• [Aim]: Select the lines of the records containing the word "minimize" and list them.

• [Supplied information]:
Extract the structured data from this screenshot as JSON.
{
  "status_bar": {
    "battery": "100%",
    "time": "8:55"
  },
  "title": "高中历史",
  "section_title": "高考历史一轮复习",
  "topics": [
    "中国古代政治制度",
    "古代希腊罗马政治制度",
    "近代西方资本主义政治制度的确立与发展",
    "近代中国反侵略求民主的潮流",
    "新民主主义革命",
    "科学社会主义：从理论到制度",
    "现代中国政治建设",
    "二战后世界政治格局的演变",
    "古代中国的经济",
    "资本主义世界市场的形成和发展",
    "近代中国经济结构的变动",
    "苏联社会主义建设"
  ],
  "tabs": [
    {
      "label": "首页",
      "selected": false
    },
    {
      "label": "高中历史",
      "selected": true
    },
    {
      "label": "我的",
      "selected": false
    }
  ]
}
--
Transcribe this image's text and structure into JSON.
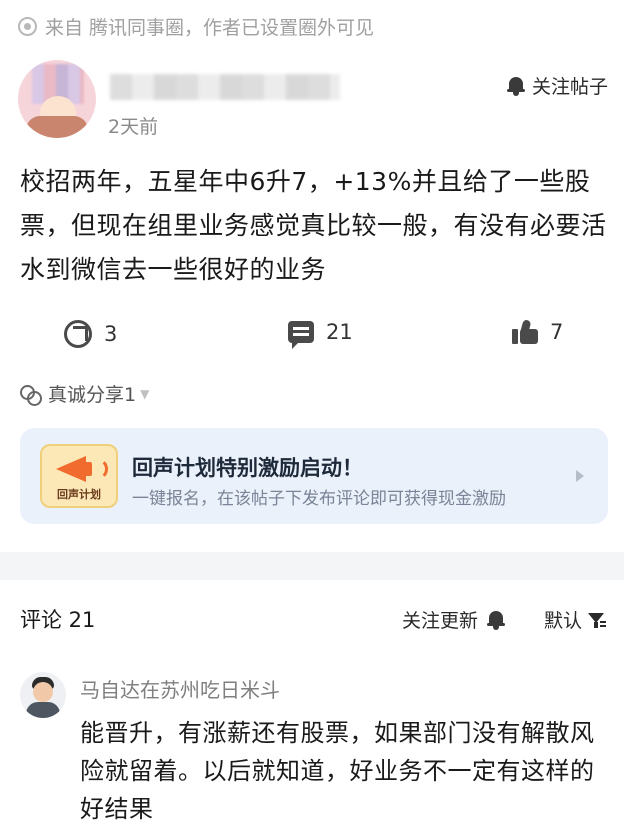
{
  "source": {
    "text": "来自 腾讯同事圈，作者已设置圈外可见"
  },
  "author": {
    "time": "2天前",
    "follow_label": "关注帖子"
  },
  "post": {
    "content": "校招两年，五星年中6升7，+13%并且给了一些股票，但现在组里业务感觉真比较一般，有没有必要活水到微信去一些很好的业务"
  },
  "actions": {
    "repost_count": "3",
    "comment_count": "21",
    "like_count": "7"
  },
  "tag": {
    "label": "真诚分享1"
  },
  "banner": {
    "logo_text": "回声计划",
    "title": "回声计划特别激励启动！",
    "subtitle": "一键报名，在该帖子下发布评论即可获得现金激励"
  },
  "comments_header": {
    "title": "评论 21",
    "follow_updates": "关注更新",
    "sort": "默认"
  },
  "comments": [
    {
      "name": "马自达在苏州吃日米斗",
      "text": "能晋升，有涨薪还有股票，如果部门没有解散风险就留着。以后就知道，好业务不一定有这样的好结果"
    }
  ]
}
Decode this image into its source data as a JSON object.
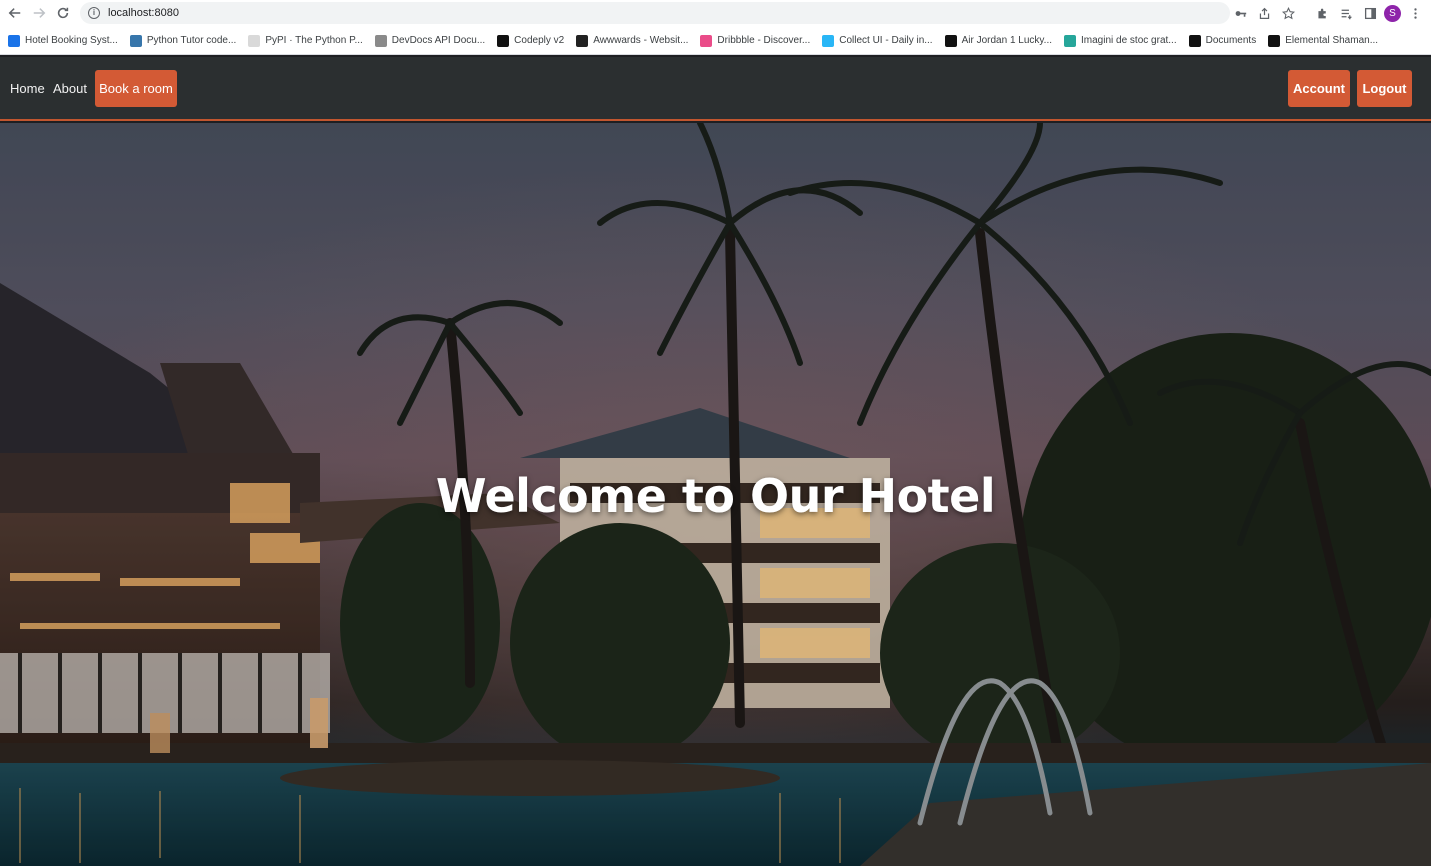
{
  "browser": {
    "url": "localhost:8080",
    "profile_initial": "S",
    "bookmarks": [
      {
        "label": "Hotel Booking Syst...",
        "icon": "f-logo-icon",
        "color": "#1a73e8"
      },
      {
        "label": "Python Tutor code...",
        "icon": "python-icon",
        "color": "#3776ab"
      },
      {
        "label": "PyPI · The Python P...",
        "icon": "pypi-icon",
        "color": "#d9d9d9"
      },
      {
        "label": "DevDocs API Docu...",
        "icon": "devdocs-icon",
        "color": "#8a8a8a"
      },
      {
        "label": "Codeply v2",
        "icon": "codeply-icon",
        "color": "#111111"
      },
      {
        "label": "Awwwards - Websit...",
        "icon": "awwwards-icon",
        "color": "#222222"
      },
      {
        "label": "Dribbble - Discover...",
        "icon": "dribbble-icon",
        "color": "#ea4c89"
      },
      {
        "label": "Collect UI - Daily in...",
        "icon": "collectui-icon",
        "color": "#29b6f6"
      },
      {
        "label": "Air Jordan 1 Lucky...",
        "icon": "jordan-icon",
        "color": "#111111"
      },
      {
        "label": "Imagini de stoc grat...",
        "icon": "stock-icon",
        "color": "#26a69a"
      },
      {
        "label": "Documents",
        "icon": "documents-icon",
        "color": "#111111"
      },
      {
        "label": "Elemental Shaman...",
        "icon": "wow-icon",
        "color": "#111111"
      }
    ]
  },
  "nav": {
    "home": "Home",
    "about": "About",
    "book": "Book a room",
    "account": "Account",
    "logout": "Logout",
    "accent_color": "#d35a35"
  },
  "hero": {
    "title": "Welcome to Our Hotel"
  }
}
* * *
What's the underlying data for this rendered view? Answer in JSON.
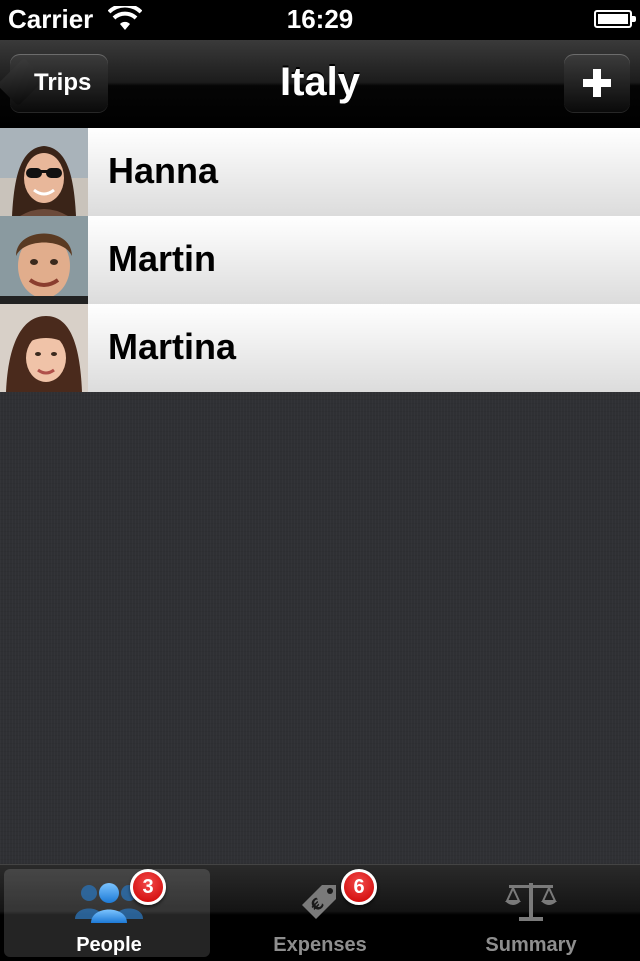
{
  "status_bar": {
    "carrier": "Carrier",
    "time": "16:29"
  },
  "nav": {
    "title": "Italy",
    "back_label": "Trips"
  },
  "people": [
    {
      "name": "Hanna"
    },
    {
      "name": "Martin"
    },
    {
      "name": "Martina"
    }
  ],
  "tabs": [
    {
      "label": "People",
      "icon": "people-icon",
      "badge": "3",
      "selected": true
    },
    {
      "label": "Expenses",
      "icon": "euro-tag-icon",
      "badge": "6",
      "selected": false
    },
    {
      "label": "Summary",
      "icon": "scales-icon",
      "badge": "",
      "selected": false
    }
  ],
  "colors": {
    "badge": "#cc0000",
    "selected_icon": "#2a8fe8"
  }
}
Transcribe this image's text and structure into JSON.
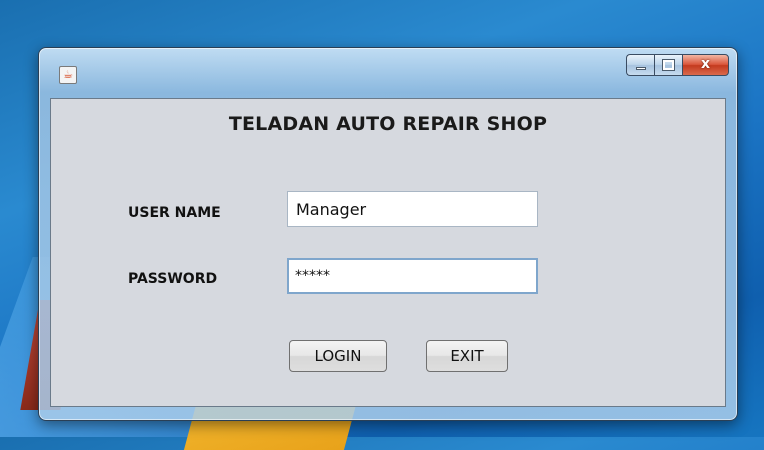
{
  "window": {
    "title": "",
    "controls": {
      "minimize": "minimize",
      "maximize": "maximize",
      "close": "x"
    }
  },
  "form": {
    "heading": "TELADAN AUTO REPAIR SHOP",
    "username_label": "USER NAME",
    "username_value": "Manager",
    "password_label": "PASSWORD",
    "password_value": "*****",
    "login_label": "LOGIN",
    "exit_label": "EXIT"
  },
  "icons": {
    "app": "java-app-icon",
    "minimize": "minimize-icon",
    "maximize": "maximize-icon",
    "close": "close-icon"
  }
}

• [Written answer]:
      "minimize": "minimize",
    "minimize": "minimize-icon",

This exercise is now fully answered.